Repeat each entry as written and leave the images out of the copy.
* begin Records shown *
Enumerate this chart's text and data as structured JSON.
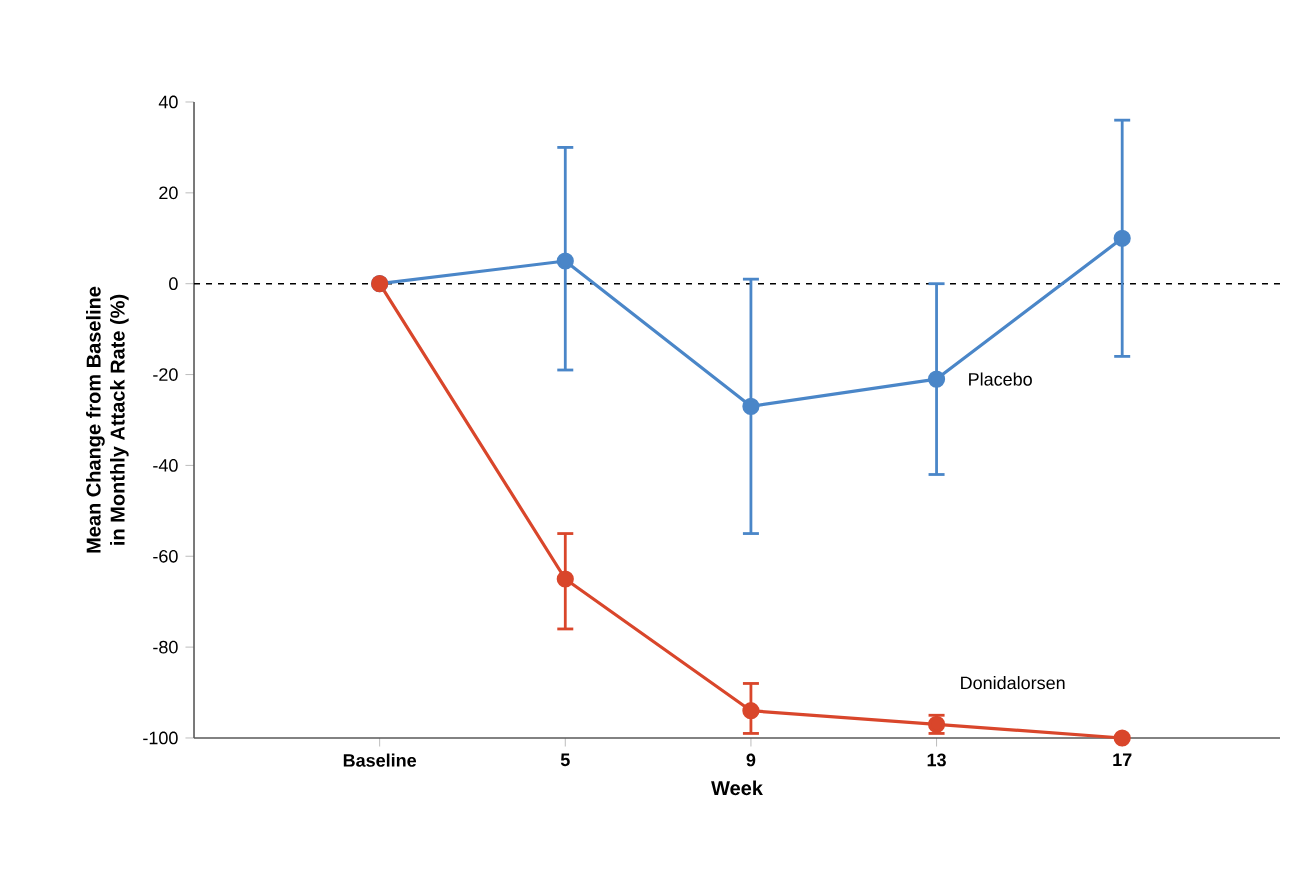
{
  "chart_data": {
    "type": "line",
    "xlabel": "Week",
    "ylabel": "Mean Change from Baseline\nin Monthly Attack Rate (%)",
    "categories": [
      "Baseline",
      "5",
      "9",
      "13",
      "17"
    ],
    "series": [
      {
        "name": "Placebo",
        "color": "#4a86c8",
        "values": [
          0,
          5,
          -27,
          -21,
          10
        ],
        "errors": [
          null,
          [
            -19,
            30
          ],
          [
            -55,
            1
          ],
          [
            -42,
            0
          ],
          [
            -16,
            36
          ]
        ]
      },
      {
        "name": "Donidalorsen",
        "color": "#d9462b",
        "values": [
          0,
          -65,
          -94,
          -97,
          -100
        ],
        "errors": [
          null,
          [
            -76,
            -55
          ],
          [
            -99,
            -88
          ],
          [
            -99,
            -95
          ],
          null
        ]
      }
    ],
    "ylim": [
      -100,
      40
    ],
    "yticks": [
      -100,
      -80,
      -60,
      -40,
      -20,
      0,
      20,
      40
    ],
    "ref_lines": [
      {
        "axis": "y",
        "value": 0,
        "line_style": "dashed",
        "color": "#000000"
      }
    ],
    "marker": "circle",
    "line_style": "solid",
    "grid": false
  }
}
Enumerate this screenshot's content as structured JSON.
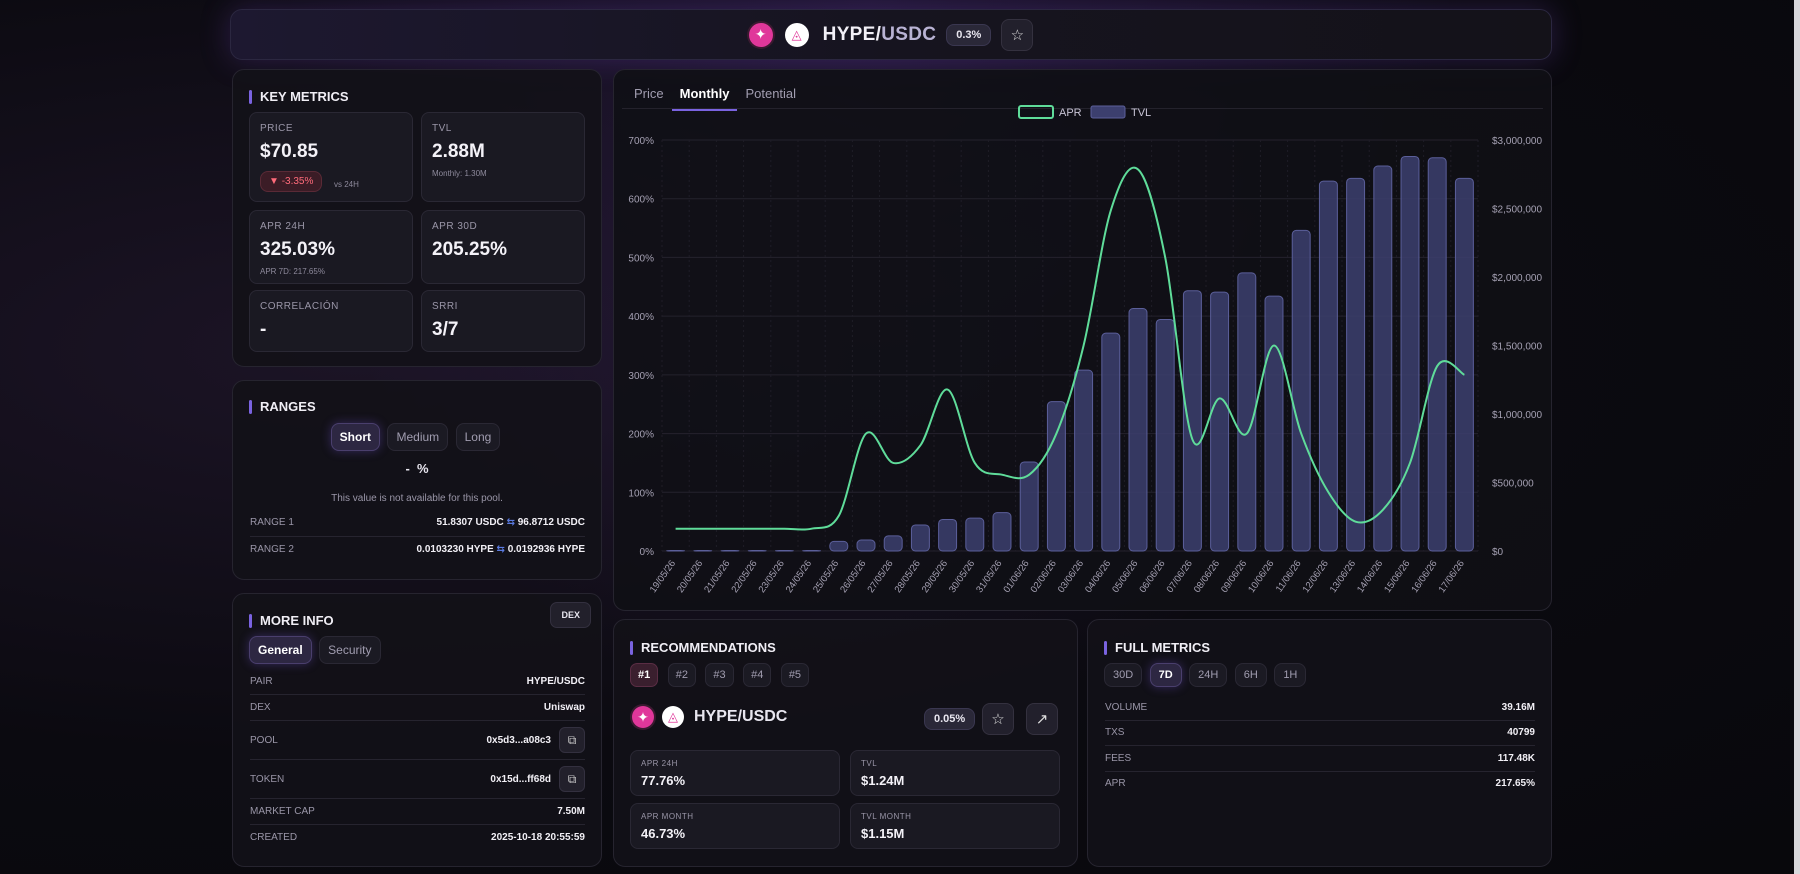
{
  "header": {
    "pair_base": "HYPE/",
    "pair_quote": "USDC",
    "fee": "0.3%"
  },
  "key_metrics": {
    "title": "KEY METRICS",
    "price_label": "PRICE",
    "price": "$70.85",
    "price_change": "-3.35%",
    "vs": "vs 24H",
    "tvl_label": "TVL",
    "tvl": "2.88M",
    "tvl_sub": "Monthly: 1.30M",
    "apr24_label": "APR 24H",
    "apr24": "325.03%",
    "apr24_sub": "APR 7D: 217.65%",
    "apr30_label": "APR 30D",
    "apr30": "205.25%",
    "corr_label": "CORRELACIÓN",
    "corr": "-",
    "srri_label": "SRRI",
    "srri": "3/7"
  },
  "ranges": {
    "title": "RANGES",
    "options": [
      "Short",
      "Medium",
      "Long"
    ],
    "value": "-  %",
    "note": "This value is not available for this pool.",
    "range1_label": "RANGE 1",
    "range1_low": "51.8307 USDC",
    "range1_high": "96.8712 USDC",
    "range2_label": "RANGE 2",
    "range2_low": "0.0103230 HYPE",
    "range2_high": "0.0192936 HYPE"
  },
  "more_info": {
    "title": "MORE INFO",
    "dex_button": "DEX",
    "tabs": [
      "General",
      "Security"
    ],
    "rows": [
      {
        "k": "PAIR",
        "v": "HYPE/USDC"
      },
      {
        "k": "DEX",
        "v": "Uniswap"
      },
      {
        "k": "POOL",
        "v": "0x5d3...a08c3"
      },
      {
        "k": "TOKEN",
        "v": "0x15d...ff68d"
      },
      {
        "k": "MARKET CAP",
        "v": "7.50M"
      },
      {
        "k": "CREATED",
        "v": "2025-10-18 20:55:59"
      }
    ]
  },
  "chart_tabs": [
    "Price",
    "Monthly",
    "Potential"
  ],
  "chart_data": {
    "type": "bar",
    "legend": [
      "APR",
      "TVL"
    ],
    "legend_position": "top-center",
    "categories": [
      "19/05/26",
      "20/05/26",
      "21/05/26",
      "22/05/26",
      "23/05/26",
      "24/05/26",
      "25/05/26",
      "26/05/26",
      "27/05/26",
      "28/05/26",
      "29/05/26",
      "30/05/26",
      "31/05/26",
      "01/06/26",
      "02/06/26",
      "03/06/26",
      "04/06/26",
      "05/06/26",
      "06/06/26",
      "07/06/26",
      "08/06/26",
      "09/06/26",
      "10/06/26",
      "11/06/26",
      "12/06/26",
      "13/06/26",
      "14/06/26",
      "15/06/26",
      "16/06/26",
      "17/06/26"
    ],
    "series": [
      {
        "name": "TVL",
        "axis": "right",
        "values": [
          0,
          0,
          0,
          0,
          0,
          0,
          70000,
          80000,
          110000,
          190000,
          230000,
          240000,
          280000,
          650000,
          1090000,
          1320000,
          1590000,
          1770000,
          1690000,
          1900000,
          1890000,
          2030000,
          1860000,
          2340000,
          2700000,
          2720000,
          2810000,
          2880000,
          2870000,
          2720000
        ]
      },
      {
        "name": "APR",
        "axis": "left",
        "values": [
          38,
          38,
          38,
          38,
          38,
          38,
          60,
          200,
          150,
          180,
          275,
          150,
          130,
          130,
          200,
          350,
          580,
          650,
          500,
          190,
          260,
          200,
          350,
          200,
          100,
          50,
          70,
          150,
          315,
          300
        ]
      }
    ],
    "yleft_ticks": [
      "0%",
      "100%",
      "200%",
      "300%",
      "400%",
      "500%",
      "600%",
      "700%"
    ],
    "yright_ticks": [
      "$0",
      "$500,000",
      "$1,000,000",
      "$1,500,000",
      "$2,000,000",
      "$2,500,000",
      "$3,000,000"
    ],
    "ylim_left": [
      0,
      700
    ],
    "ylim_right": [
      0,
      3000000
    ],
    "grid": true,
    "colors": {
      "apr": "#5fdc9a",
      "tvl_fill": "#3c3f6e",
      "tvl_stroke": "#5b5f9a"
    }
  },
  "recommendations": {
    "title": "RECOMMENDATIONS",
    "ranks": [
      "#1",
      "#2",
      "#3",
      "#4",
      "#5"
    ],
    "pair": "HYPE/USDC",
    "fee": "0.05%",
    "apr24_label": "APR 24H",
    "apr24": "77.76%",
    "tvl_label": "TVL",
    "tvl": "$1.24M",
    "aprm_label": "APR MONTH",
    "aprm": "46.73%",
    "tvlm_label": "TVL MONTH",
    "tvlm": "$1.15M"
  },
  "full_metrics": {
    "title": "FULL METRICS",
    "periods": [
      "30D",
      "7D",
      "24H",
      "6H",
      "1H"
    ],
    "rows": [
      {
        "k": "VOLUME",
        "v": "39.16M"
      },
      {
        "k": "TXS",
        "v": "40799"
      },
      {
        "k": "FEES",
        "v": "117.48K"
      },
      {
        "k": "APR",
        "v": "217.65%"
      }
    ]
  }
}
* end Records shown *
§ Solution to this problem
Enumerate this chart's text and data as structured JSON.
{
  "chart_data": {
    "type": "line",
    "xlabel": "Week",
    "ylabel": "Mean Change from Baseline\nin Monthly Attack Rate (%)",
    "categories": [
      "Baseline",
      "5",
      "9",
      "13",
      "17"
    ],
    "series": [
      {
        "name": "Placebo",
        "color": "#4a86c8",
        "values": [
          0,
          5,
          -27,
          -21,
          10
        ],
        "errors": [
          null,
          [
            -19,
            30
          ],
          [
            -55,
            1
          ],
          [
            -42,
            0
          ],
          [
            -16,
            36
          ]
        ]
      },
      {
        "name": "Donidalorsen",
        "color": "#d9462b",
        "values": [
          0,
          -65,
          -94,
          -97,
          -100
        ],
        "errors": [
          null,
          [
            -76,
            -55
          ],
          [
            -99,
            -88
          ],
          [
            -99,
            -95
          ],
          null
        ]
      }
    ],
    "ylim": [
      -100,
      40
    ],
    "yticks": [
      -100,
      -80,
      -60,
      -40,
      -20,
      0,
      20,
      40
    ],
    "ref_lines": [
      {
        "axis": "y",
        "value": 0,
        "line_style": "dashed",
        "color": "#000000"
      }
    ],
    "marker": "circle",
    "line_style": "solid",
    "grid": false
  }
}
Enumerate this screenshot's content as structured JSON.
{
  "header": {
    "pair_base": "HYPE/",
    "pair_quote": "USDC",
    "fee": "0.3%"
  },
  "key_metrics": {
    "title": "KEY METRICS",
    "price_label": "PRICE",
    "price": "$70.85",
    "price_change": "-3.35%",
    "vs": "vs 24H",
    "tvl_label": "TVL",
    "tvl": "2.88M",
    "tvl_sub": "Monthly: 1.30M",
    "apr24_label": "APR 24H",
    "apr24": "325.03%",
    "apr24_sub": "APR 7D: 217.65%",
    "apr30_label": "APR 30D",
    "apr30": "205.25%",
    "corr_label": "CORRELACIÓN",
    "corr": "-",
    "srri_label": "SRRI",
    "srri": "3/7"
  },
  "ranges": {
    "title": "RANGES",
    "options": [
      "Short",
      "Medium",
      "Long"
    ],
    "value": "-  %",
    "note": "This value is not available for this pool.",
    "range1_label": "RANGE 1",
    "range1_low": "51.8307 USDC",
    "range1_high": "96.8712 USDC",
    "range2_label": "RANGE 2",
    "range2_low": "0.0103230 HYPE",
    "range2_high": "0.0192936 HYPE"
  },
  "more_info": {
    "title": "MORE INFO",
    "dex_button": "DEX",
    "tabs": [
      "General",
      "Security"
    ],
    "rows": [
      {
        "k": "PAIR",
        "v": "HYPE/USDC"
      },
      {
        "k": "DEX",
        "v": "Uniswap"
      },
      {
        "k": "POOL",
        "v": "0x5d3...a08c3"
      },
      {
        "k": "TOKEN",
        "v": "0x15d...ff68d"
      },
      {
        "k": "MARKET CAP",
        "v": "7.50M"
      },
      {
        "k": "CREATED",
        "v": "2025-10-18 20:55:59"
      }
    ]
  },
  "chart_tabs": [
    "Price",
    "Monthly",
    "Potential"
  ],
  "chart_data": {
    "type": "bar",
    "legend": [
      "APR",
      "TVL"
    ],
    "legend_position": "top-center",
    "categories": [
      "19/05/26",
      "20/05/26",
      "21/05/26",
      "22/05/26",
      "23/05/26",
      "24/05/26",
      "25/05/26",
      "26/05/26",
      "27/05/26",
      "28/05/26",
      "29/05/26",
      "30/05/26",
      "31/05/26",
      "01/06/26",
      "02/06/26",
      "03/06/26",
      "04/06/26",
      "05/06/26",
      "06/06/26",
      "07/06/26",
      "08/06/26",
      "09/06/26",
      "10/06/26",
      "11/06/26",
      "12/06/26",
      "13/06/26",
      "14/06/26",
      "15/06/26",
      "16/06/26",
      "17/06/26"
    ],
    "series": [
      {
        "name": "TVL",
        "axis": "right",
        "values": [
          0,
          0,
          0,
          0,
          0,
          0,
          70000,
          80000,
          110000,
          190000,
          230000,
          240000,
          280000,
          650000,
          1090000,
          1320000,
          1590000,
          1770000,
          1690000,
          1900000,
          1890000,
          2030000,
          1860000,
          2340000,
          2700000,
          2720000,
          2810000,
          2880000,
          2870000,
          2720000
        ]
      },
      {
        "name": "APR",
        "axis": "left",
        "values": [
          38,
          38,
          38,
          38,
          38,
          38,
          60,
          200,
          150,
          180,
          275,
          150,
          130,
          130,
          200,
          350,
          580,
          650,
          500,
          190,
          260,
          200,
          350,
          200,
          100,
          50,
          70,
          150,
          315,
          300
        ]
      }
    ],
    "yleft_ticks": [
      "0%",
      "100%",
      "200%",
      "300%",
      "400%",
      "500%",
      "600%",
      "700%"
    ],
    "yright_ticks": [
      "$0",
      "$500,000",
      "$1,000,000",
      "$1,500,000",
      "$2,000,000",
      "$2,500,000",
      "$3,000,000"
    ],
    "ylim_left": [
      0,
      700
    ],
    "ylim_right": [
      0,
      3000000
    ],
    "grid": true,
    "colors": {
      "apr": "#5fdc9a",
      "tvl_fill": "#3c3f6e",
      "tvl_stroke": "#5b5f9a"
    }
  },
  "recommendations": {
    "title": "RECOMMENDATIONS",
    "ranks": [
      "#1",
      "#2",
      "#3",
      "#4",
      "#5"
    ],
    "pair": "HYPE/USDC",
    "fee": "0.05%",
    "apr24_label": "APR 24H",
    "apr24": "77.76%",
    "tvl_label": "TVL",
    "tvl": "$1.24M",
    "aprm_label": "APR MONTH",
    "aprm": "46.73%",
    "tvlm_label": "TVL MONTH",
    "tvlm": "$1.15M"
  },
  "full_metrics": {
    "title": "FULL METRICS",
    "periods": [
      "30D",
      "7D",
      "24H",
      "6H",
      "1H"
    ],
    "rows": [
      {
        "k": "VOLUME",
        "v": "39.16M"
      },
      {
        "k": "TXS",
        "v": "40799"
      },
      {
        "k": "FEES",
        "v": "117.48K"
      },
      {
        "k": "APR",
        "v": "217.65%"
      }
    ]
  }
}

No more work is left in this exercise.